# The problem:
Scan the data below. Pull out each line where "text" occurs.

# Records provided:
════════════════

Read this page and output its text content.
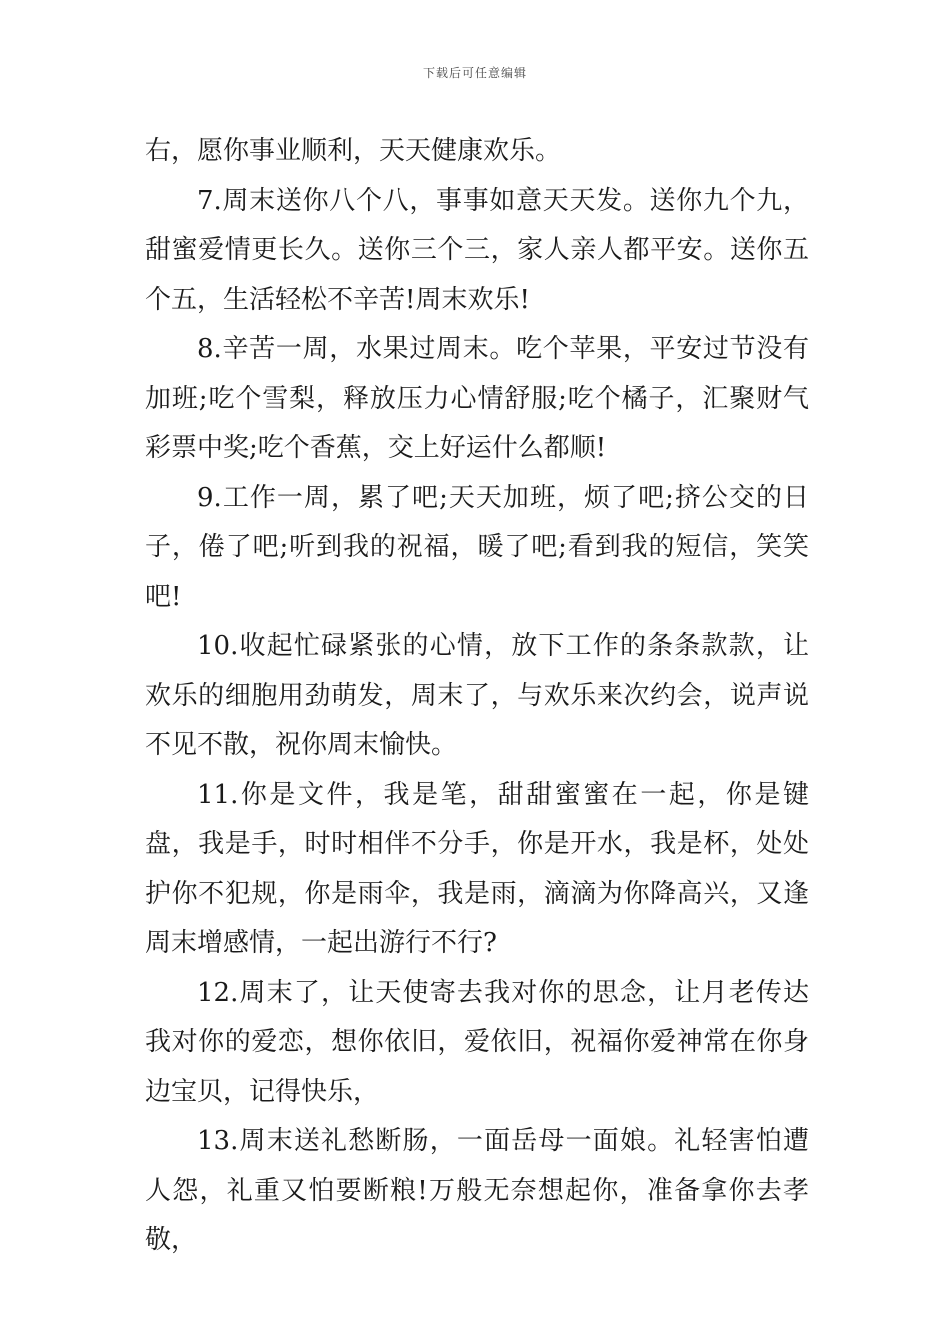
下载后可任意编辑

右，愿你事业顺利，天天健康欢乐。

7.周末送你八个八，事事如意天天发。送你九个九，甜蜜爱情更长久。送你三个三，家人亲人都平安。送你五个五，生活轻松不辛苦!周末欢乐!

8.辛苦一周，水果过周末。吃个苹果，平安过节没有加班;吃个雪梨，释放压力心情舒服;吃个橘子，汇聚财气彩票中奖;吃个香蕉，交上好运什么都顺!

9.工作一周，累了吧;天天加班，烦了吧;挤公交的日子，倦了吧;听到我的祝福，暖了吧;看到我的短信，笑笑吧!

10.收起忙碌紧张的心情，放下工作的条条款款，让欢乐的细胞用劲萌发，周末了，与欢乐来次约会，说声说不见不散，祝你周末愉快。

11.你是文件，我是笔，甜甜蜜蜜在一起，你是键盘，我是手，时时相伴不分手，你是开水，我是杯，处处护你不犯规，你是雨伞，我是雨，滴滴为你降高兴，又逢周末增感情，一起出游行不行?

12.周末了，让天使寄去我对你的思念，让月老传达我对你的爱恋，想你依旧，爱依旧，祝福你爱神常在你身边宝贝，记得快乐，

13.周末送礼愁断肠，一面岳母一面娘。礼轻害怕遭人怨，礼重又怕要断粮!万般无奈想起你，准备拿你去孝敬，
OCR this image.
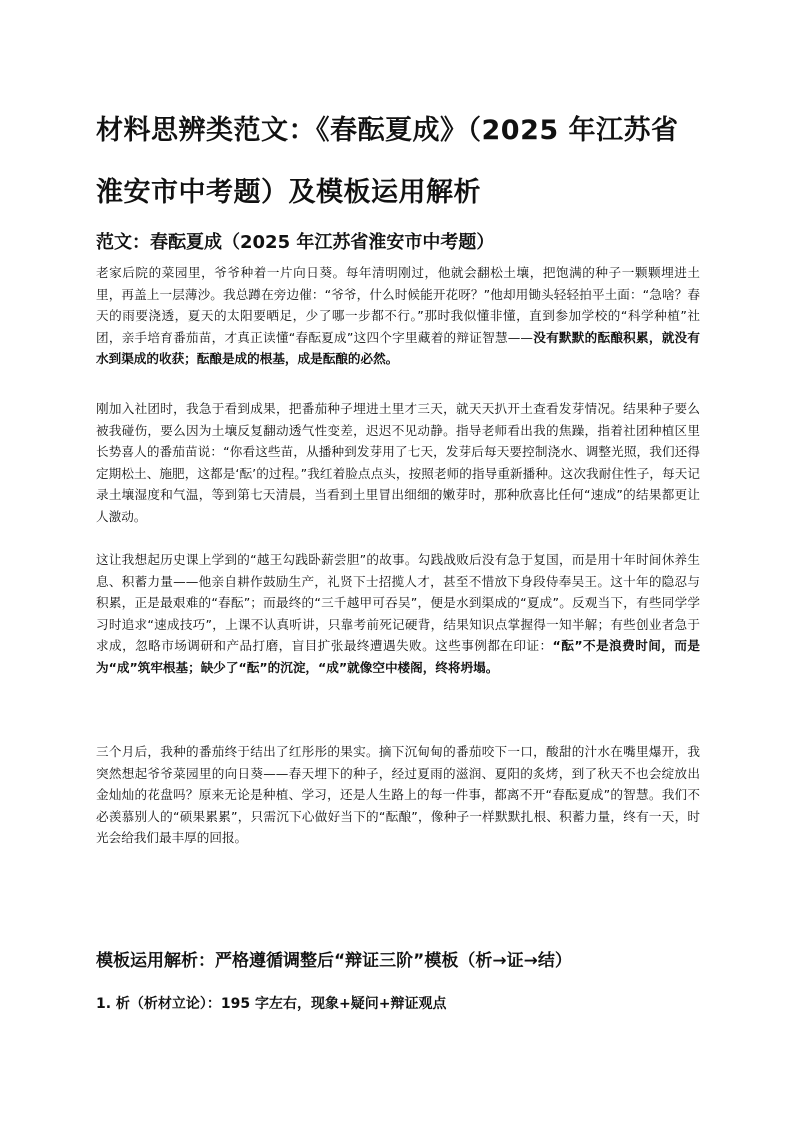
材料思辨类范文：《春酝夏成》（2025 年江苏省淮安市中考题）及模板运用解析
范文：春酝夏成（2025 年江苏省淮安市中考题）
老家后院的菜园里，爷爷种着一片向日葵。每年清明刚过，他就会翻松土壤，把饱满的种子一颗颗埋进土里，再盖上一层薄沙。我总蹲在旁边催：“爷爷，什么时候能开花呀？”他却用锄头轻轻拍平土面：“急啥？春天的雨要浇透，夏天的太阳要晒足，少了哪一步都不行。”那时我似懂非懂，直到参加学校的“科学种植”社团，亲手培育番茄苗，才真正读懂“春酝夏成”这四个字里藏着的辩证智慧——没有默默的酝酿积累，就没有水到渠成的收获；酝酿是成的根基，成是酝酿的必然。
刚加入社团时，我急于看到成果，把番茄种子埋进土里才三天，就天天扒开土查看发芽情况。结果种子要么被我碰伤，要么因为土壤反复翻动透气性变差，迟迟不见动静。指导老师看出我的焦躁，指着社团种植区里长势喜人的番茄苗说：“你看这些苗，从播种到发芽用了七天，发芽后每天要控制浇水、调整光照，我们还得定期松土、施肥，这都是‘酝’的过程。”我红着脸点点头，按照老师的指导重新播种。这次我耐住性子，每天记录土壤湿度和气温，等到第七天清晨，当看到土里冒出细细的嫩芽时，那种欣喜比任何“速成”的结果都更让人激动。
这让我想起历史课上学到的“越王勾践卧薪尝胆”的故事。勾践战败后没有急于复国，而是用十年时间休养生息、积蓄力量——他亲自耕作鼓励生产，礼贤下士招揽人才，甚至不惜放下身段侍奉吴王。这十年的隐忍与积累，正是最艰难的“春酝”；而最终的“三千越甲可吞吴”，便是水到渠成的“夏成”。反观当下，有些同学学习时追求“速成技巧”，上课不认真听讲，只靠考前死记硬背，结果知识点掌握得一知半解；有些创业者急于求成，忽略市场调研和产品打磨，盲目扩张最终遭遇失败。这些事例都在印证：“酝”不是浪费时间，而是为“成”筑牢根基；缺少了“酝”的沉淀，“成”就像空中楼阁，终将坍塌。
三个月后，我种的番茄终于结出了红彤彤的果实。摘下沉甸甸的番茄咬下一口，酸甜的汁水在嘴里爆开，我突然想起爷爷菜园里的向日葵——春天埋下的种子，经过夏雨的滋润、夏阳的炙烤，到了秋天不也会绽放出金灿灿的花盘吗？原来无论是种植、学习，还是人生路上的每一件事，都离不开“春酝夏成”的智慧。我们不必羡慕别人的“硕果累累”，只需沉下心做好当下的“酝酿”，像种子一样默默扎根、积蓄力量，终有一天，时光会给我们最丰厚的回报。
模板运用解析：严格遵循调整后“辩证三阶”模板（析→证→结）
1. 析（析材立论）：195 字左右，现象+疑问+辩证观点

════════════════

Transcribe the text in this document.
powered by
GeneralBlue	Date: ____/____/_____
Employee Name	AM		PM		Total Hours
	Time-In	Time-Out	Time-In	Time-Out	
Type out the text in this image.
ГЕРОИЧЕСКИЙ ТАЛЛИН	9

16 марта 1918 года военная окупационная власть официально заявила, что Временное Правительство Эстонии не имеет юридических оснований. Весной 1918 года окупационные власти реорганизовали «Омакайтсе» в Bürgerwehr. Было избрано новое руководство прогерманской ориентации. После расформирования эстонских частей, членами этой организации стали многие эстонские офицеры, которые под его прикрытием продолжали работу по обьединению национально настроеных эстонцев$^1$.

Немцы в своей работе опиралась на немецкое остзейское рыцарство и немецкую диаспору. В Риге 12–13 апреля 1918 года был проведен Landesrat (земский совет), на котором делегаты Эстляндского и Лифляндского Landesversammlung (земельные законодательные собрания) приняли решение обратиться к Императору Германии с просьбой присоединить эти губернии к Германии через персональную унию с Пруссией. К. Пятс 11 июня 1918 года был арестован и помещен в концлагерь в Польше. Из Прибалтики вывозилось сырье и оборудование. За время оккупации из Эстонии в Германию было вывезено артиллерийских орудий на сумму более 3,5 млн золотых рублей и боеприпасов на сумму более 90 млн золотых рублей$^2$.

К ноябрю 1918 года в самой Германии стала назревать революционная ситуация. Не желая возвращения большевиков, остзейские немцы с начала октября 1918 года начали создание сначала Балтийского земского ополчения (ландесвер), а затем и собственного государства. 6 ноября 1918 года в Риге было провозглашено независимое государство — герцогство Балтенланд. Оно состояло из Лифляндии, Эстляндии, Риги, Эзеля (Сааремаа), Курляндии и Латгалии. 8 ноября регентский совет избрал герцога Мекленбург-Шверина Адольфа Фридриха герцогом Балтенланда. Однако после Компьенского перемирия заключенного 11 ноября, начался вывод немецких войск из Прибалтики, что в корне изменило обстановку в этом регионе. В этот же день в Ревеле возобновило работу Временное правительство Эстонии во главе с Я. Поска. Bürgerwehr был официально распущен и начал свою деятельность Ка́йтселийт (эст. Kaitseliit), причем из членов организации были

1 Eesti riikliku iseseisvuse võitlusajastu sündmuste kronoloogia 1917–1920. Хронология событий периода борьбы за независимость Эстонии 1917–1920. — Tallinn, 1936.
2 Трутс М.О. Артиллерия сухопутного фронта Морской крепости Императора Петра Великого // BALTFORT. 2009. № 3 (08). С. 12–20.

════════════════

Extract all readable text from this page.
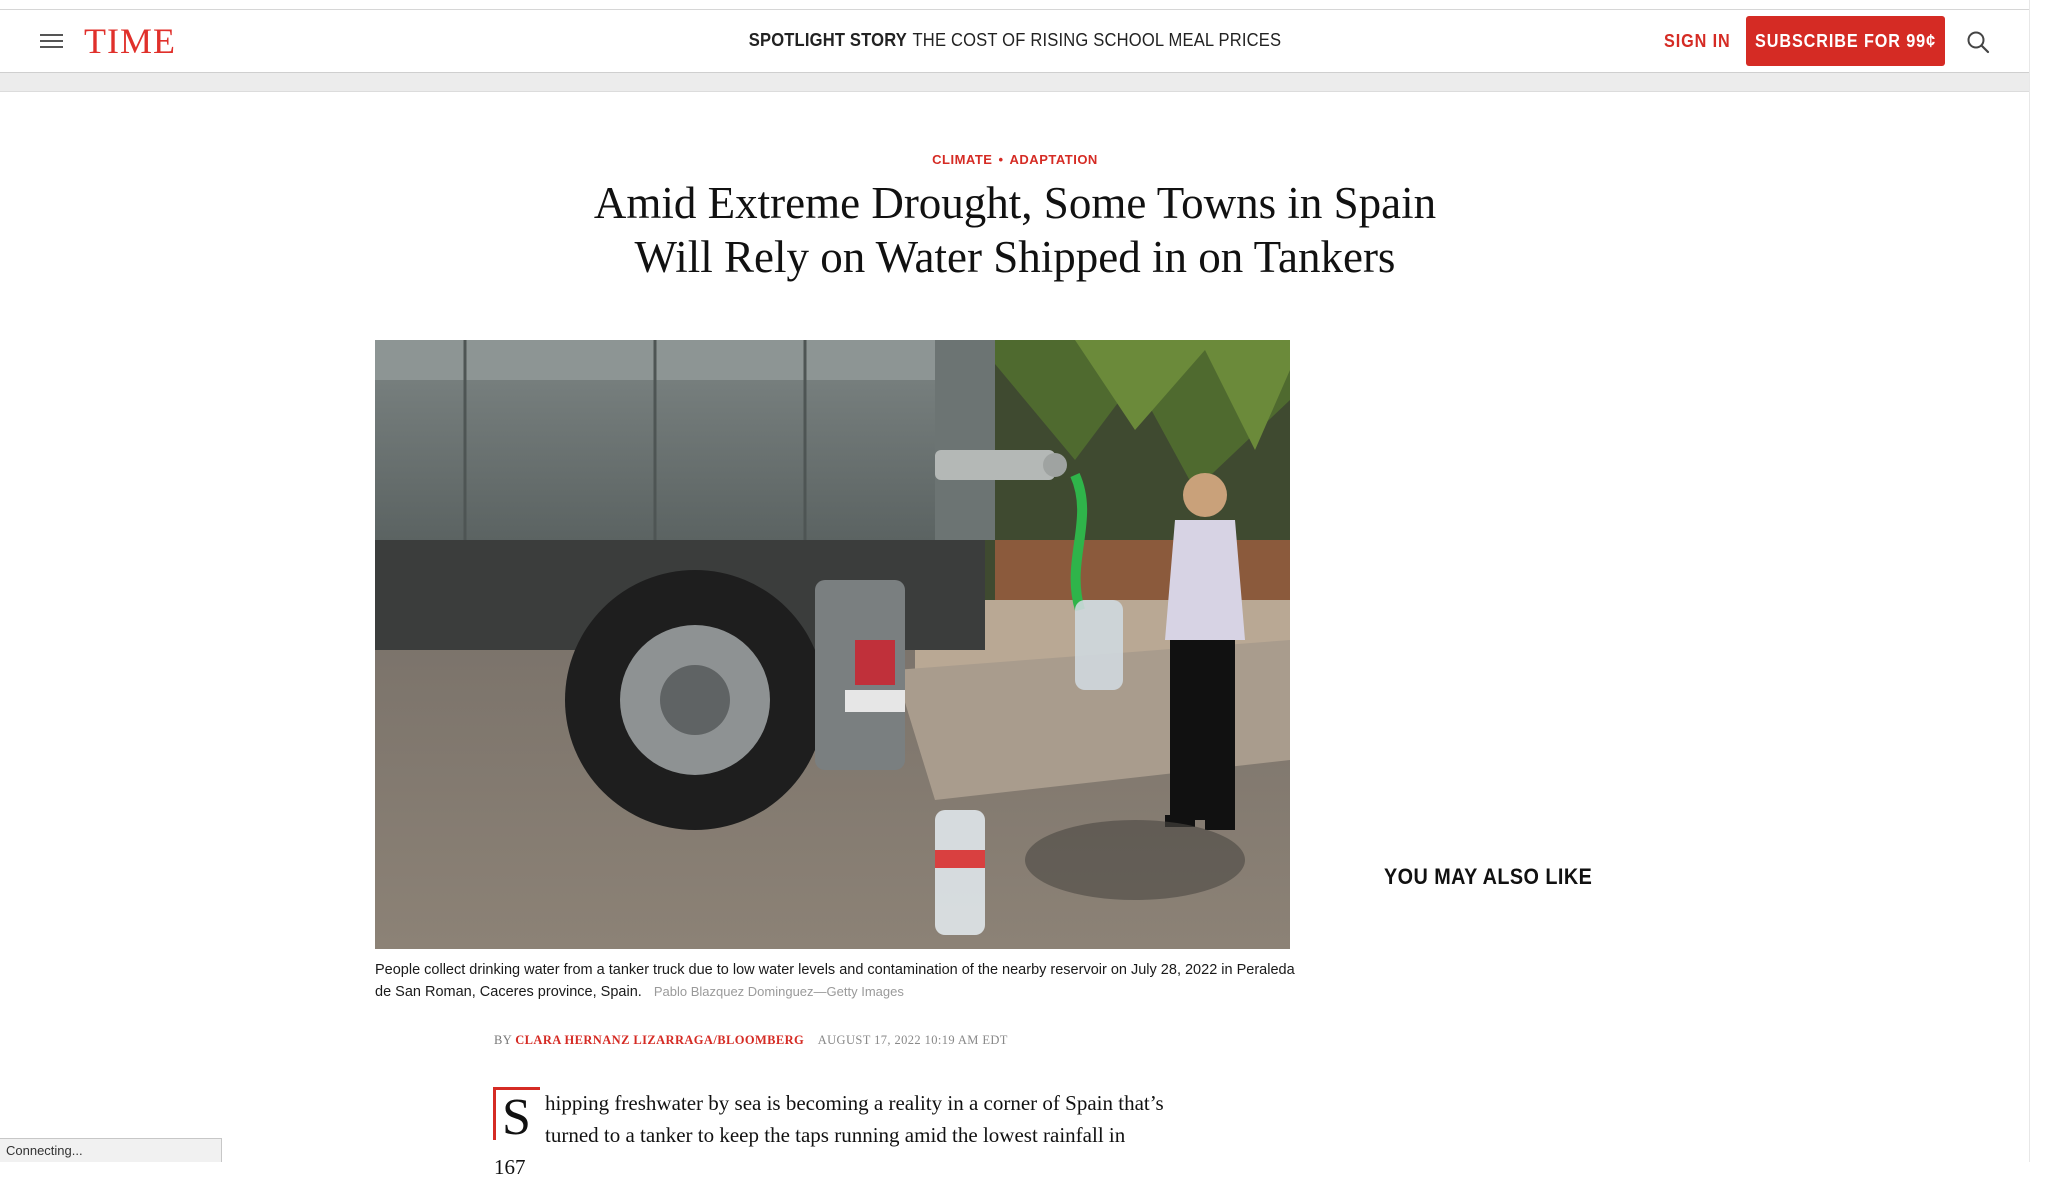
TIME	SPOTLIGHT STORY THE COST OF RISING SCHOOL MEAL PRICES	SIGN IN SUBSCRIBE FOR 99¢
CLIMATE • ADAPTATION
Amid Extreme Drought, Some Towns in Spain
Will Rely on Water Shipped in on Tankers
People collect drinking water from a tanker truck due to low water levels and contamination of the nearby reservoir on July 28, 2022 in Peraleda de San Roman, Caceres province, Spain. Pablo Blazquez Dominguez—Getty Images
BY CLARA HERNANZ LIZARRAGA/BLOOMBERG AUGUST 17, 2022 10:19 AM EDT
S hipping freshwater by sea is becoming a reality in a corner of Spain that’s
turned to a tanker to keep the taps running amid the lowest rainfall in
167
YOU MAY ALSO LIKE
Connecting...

════════════════

# Output:
Read this page and output its text content.
Transcribe the text in this document.
Type out the text in this image.
Extract all readable text from this page.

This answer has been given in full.